Given problem
Show each line from the listing that includes the word "optimization".

Extracted data entries
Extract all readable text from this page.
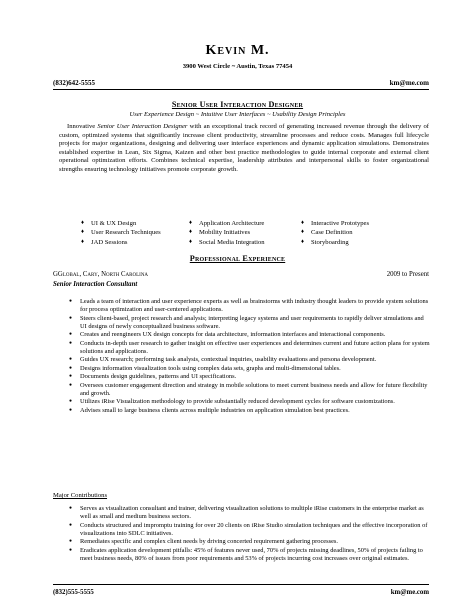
Kevin M.
3900 West Circle ~ Austin, Texas 77454
(832)642-5555	km@me.com
Senior User Interaction Designer
User Experience Design ~ Intuitive User Interfaces ~ Usability Design Principles
Innovative Senior User Interaction Designer with an exceptional track record of generating increased revenue through the delivery of custom, optimized systems that significantly increase client productivity, streamline processes and reduce costs. Manages full lifecycle projects for major organizations, designing and delivering user interface experiences and dynamic application simulations. Demonstrates established expertise in Lean, Six Sigma, Kaizen and other best practice methodologies to guide internal corporate and external client operational optimization efforts. Combines technical expertise, leadership attributes and interpersonal skills to foster organizational strengths ensuring technology initiatives promote corporate growth.
♦ UI & UX Design	♦ Application Architecture	♦ Interactive Prototypes
♦ User Research Techniques	♦ Mobility Initiatives	♦ Case Definition
♦ JAD Sessions	♦ Social Media Integration	♦ Storyboarding
Professional Experience
GGlobal, Cary, North Carolina	2009 to Present
Senior Interaction Consultant
● Leads a team of interaction and user experience experts as well as brainstorms with industry thought leaders to provide system solutions for process optimization and user-centered applications.
● Steers client-based, project research and analysis; interpreting legacy systems and user requirements to rapidly deliver simulations and UI designs of newly conceptualized business software.
● Creates and reengineers UX design concepts for data architecture, information interfaces and interactional components.
● Conducts in-depth user research to gather insight on effective user experiences and determines current and future action plans for system solutions and applications.
● Guides UX research; performing task analysis, contextual inquiries, usability evaluations and persona development.
● Designs information visualization tools using complex data sets, graphs and multi-dimensional tables.
● Documents design guidelines, patterns and UI specifications.
● Oversees customer engagement direction and strategy in mobile solutions to meet current business needs and allow for future flexibility and growth.
● Utilizes iRise Visualization methodology to provide substantially reduced development cycles for software customizations.
● Advises small to large business clients across multiple industries on application simulation best practices.
Major Contributions
● Serves as visualization consultant and trainer, delivering visualization solutions to multiple iRise customers in the enterprise market as well as small and medium business sectors.
● Conducts structured and impromptu training for over 20 clients on iRise Studio simulation techniques and the effective incorporation of visualizations into SDLC initiatives.
● Remediates specific and complex client needs by driving concerted requirement gathering processes.
● Eradicates application development pitfalls: 45% of features never used, 70% of projects missing deadlines, 50% of projects failing to meet business needs, 80% of issues from poor requirements and 53% of projects incurring cost increases over original estimates.
(832)555-5555	km@me.com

Completed exercise
Innovative Senior User Interaction Designer with an exceptional track record of generating increased revenue through the delivery of custom, optimized systems that significantly increase client productivity, streamline processes and reduce costs. Manages full lifecycle projects for major organizations, designing and delivering user interface experiences and dynamic application simulations. Demonstrates established expertise in Lean, Six Sigma, Kaizen and other best practice methodologies to guide internal corporate and external client operational optimization efforts. Combines technical expertise, leadership attributes and interpersonal skills to foster organizational strengths ensuring technology initiatives promote corporate growth.
● Leads a team of interaction and user experience experts as well as brainstorms with industry thought leaders to provide system solutions for process optimization and user-centered applications.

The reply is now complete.